◆ Exercise: Retype all the records with nothing changed.

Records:

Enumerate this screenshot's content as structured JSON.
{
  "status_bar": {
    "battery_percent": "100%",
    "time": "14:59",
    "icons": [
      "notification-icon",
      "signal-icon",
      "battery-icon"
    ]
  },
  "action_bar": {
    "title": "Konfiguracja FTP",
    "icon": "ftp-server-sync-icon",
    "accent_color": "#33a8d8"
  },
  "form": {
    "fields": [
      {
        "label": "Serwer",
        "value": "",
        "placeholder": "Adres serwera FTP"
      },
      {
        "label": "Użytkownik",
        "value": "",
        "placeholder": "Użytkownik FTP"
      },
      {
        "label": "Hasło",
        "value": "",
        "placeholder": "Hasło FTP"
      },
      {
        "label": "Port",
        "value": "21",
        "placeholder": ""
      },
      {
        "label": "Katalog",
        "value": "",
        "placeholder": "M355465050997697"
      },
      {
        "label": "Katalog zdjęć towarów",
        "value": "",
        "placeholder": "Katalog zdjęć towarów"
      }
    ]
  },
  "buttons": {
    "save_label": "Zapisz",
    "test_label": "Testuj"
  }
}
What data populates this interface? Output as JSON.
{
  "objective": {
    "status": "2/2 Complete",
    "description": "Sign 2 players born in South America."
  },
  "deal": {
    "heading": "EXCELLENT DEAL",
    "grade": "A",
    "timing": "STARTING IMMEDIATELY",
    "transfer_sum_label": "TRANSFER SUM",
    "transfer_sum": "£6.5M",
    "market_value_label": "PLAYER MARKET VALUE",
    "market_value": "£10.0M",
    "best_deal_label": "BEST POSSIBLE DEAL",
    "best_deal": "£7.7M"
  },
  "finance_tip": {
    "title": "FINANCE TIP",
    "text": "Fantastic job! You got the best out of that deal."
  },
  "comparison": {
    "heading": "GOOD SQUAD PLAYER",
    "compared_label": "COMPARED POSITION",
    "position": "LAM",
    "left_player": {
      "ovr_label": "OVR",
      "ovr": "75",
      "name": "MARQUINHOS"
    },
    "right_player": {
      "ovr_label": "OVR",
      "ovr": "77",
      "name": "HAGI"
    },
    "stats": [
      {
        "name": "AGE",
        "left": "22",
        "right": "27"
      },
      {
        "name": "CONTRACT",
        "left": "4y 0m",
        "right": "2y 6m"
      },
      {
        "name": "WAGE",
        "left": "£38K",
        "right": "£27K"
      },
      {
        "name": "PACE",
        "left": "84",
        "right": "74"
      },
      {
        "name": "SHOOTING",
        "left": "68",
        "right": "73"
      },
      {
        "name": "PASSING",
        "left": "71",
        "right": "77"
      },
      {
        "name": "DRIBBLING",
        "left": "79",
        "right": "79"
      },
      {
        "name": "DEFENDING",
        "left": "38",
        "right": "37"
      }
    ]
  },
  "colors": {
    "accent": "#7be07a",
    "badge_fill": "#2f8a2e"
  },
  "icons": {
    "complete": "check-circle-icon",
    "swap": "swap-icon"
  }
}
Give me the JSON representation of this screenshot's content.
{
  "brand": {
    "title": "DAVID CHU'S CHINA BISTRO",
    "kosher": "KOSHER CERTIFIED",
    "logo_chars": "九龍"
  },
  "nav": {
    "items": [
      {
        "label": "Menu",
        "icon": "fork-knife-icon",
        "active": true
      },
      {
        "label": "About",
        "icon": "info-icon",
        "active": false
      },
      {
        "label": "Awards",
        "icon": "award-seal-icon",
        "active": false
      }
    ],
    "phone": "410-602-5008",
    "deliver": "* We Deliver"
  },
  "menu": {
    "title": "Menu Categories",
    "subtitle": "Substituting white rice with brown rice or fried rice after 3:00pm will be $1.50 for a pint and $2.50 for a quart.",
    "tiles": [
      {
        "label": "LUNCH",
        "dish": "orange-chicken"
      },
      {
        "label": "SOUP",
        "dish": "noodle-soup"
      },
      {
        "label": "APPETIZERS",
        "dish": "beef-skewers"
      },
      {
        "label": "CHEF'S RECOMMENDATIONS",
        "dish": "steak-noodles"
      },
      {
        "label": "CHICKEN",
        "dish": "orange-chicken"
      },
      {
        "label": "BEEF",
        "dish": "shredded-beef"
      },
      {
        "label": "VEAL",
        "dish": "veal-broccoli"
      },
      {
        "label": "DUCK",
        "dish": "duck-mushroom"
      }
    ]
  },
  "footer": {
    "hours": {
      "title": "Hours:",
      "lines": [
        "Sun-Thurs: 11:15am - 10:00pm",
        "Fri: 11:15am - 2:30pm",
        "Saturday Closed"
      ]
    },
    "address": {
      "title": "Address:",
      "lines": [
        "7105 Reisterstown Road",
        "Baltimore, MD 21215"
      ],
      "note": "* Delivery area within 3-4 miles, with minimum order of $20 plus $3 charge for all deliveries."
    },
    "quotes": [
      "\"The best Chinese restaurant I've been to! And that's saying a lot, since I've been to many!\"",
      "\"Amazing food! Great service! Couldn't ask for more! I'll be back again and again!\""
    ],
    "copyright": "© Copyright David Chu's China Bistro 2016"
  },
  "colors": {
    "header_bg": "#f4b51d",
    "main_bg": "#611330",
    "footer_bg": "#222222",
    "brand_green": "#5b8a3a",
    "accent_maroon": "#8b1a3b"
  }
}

◆ Right answer:
Enumerate this screenshot's content as structured JSON.
{
  "status_bar": {
    "battery_percent": "100%",
    "time": "14:59",
    "icons": [
      "notification-icon",
      "signal-icon",
      "battery-icon"
    ]
  },
  "action_bar": {
    "title": "Konfiguracja FTP",
    "icon": "ftp-server-sync-icon",
    "accent_color": "#33a8d8"
  },
  "form": {
    "fields": [
      {
        "label": "Serwer",
        "value": "",
        "placeholder": "Adres serwera FTP"
      },
      {
        "label": "Użytkownik",
        "value": "",
        "placeholder": "Użytkownik FTP"
      },
      {
        "label": "Hasło",
        "value": "",
        "placeholder": "Hasło FTP"
      },
      {
        "label": "Port",
        "value": "21",
        "placeholder": ""
      },
      {
        "label": "Katalog",
        "value": "",
        "placeholder": "M355465050997697"
      },
      {
        "label": "Katalog zdjęć towarów",
        "value": "",
        "placeholder": "Katalog zdjęć towarów"
      }
    ]
  },
  "buttons": {
    "save_label": "Zapisz",
    "test_label": "Testuj"
  }
}
What data populates this interface? Output as JSON.
{
  "objective": {
    "status": "2/2 Complete",
    "description": "Sign 2 players born in South America."
  },
  "deal": {
    "heading": "EXCELLENT DEAL",
    "grade": "A",
    "timing": "STARTING IMMEDIATELY",
    "transfer_sum_label": "TRANSFER SUM",
    "transfer_sum": "£6.5M",
    "market_value_label": "PLAYER MARKET VALUE",
    "market_value": "£10.0M",
    "best_deal_label": "BEST POSSIBLE DEAL",
    "best_deal": "£7.7M"
  },
  "finance_tip": {
    "title": "FINANCE TIP",
    "text": "Fantastic job! You got the best out of that deal."
  },
  "comparison": {
    "heading": "GOOD SQUAD PLAYER",
    "compared_label": "COMPARED POSITION",
    "position": "LAM",
    "left_player": {
      "ovr_label": "OVR",
      "ovr": "75",
      "name": "MARQUINHOS"
    },
    "right_player": {
      "ovr_label": "OVR",
      "ovr": "77",
      "name": "HAGI"
    },
    "stats": [
      {
        "name": "AGE",
        "left": "22",
        "right": "27"
      },
      {
        "name": "CONTRACT",
        "left": "4y 0m",
        "right": "2y 6m"
      },
      {
        "name": "WAGE",
        "left": "£38K",
        "right": "£27K"
      },
      {
        "name": "PACE",
        "left": "84",
        "right": "74"
      },
      {
        "name": "SHOOTING",
        "left": "68",
        "right": "73"
      },
      {
        "name": "PASSING",
        "left": "71",
        "right": "77"
      },
      {
        "name": "DRIBBLING",
        "left": "79",
        "right": "79"
      },
      {
        "name": "DEFENDING",
        "left": "38",
        "right": "37"
      }
    ]
  },
  "colors": {
    "accent": "#7be07a",
    "badge_fill": "#2f8a2e"
  },
  "icons": {
    "complete": "check-circle-icon",
    "swap": "swap-icon"
  }
}
Give me the JSON representation of this screenshot's content.
{
  "brand": {
    "title": "DAVID CHU'S CHINA BISTRO",
    "kosher": "KOSHER CERTIFIED",
    "logo_chars": "九龍"
  },
  "nav": {
    "items": [
      {
        "label": "Menu",
        "icon": "fork-knife-icon",
        "active": true
      },
      {
        "label": "About",
        "icon": "info-icon",
        "active": false
      },
      {
        "label": "Awards",
        "icon": "award-seal-icon",
        "active": false
      }
    ],
    "phone": "410-602-5008",
    "deliver": "* We Deliver"
  },
  "menu": {
    "title": "Menu Categories",
    "subtitle": "Substituting white rice with brown rice or fried rice after 3:00pm will be $1.50 for a pint and $2.50 for a quart.",
    "tiles": [
      {
        "label": "LUNCH",
        "dish": "orange-chicken"
      },
      {
        "label": "SOUP",
        "dish": "noodle-soup"
      },
      {
        "label": "APPETIZERS",
        "dish": "beef-skewers"
      },
      {
        "label": "CHEF'S RECOMMENDATIONS",
        "dish": "steak-noodles"
      },
      {
        "label": "CHICKEN",
        "dish": "orange-chicken"
      },
      {
        "label": "BEEF",
        "dish": "shredded-beef"
      },
      {
        "label": "VEAL",
        "dish": "veal-broccoli"
      },
      {
        "label": "DUCK",
        "dish": "duck-mushroom"
      }
    ]
  },
  "footer": {
    "hours": {
      "title": "Hours:",
      "lines": [
        "Sun-Thurs: 11:15am - 10:00pm",
        "Fri: 11:15am - 2:30pm",
        "Saturday Closed"
      ]
    },
    "address": {
      "title": "Address:",
      "lines": [
        "7105 Reisterstown Road",
        "Baltimore, MD 21215"
      ],
      "note": "* Delivery area within 3-4 miles, with minimum order of $20 plus $3 charge for all deliveries."
    },
    "quotes": [
      "\"The best Chinese restaurant I've been to! And that's saying a lot, since I've been to many!\"",
      "\"Amazing food! Great service! Couldn't ask for more! I'll be back again and again!\""
    ],
    "copyright": "© Copyright David Chu's China Bistro 2016"
  },
  "colors": {
    "header_bg": "#f4b51d",
    "main_bg": "#611330",
    "footer_bg": "#222222",
    "brand_green": "#5b8a3a",
    "accent_maroon": "#8b1a3b"
  }
}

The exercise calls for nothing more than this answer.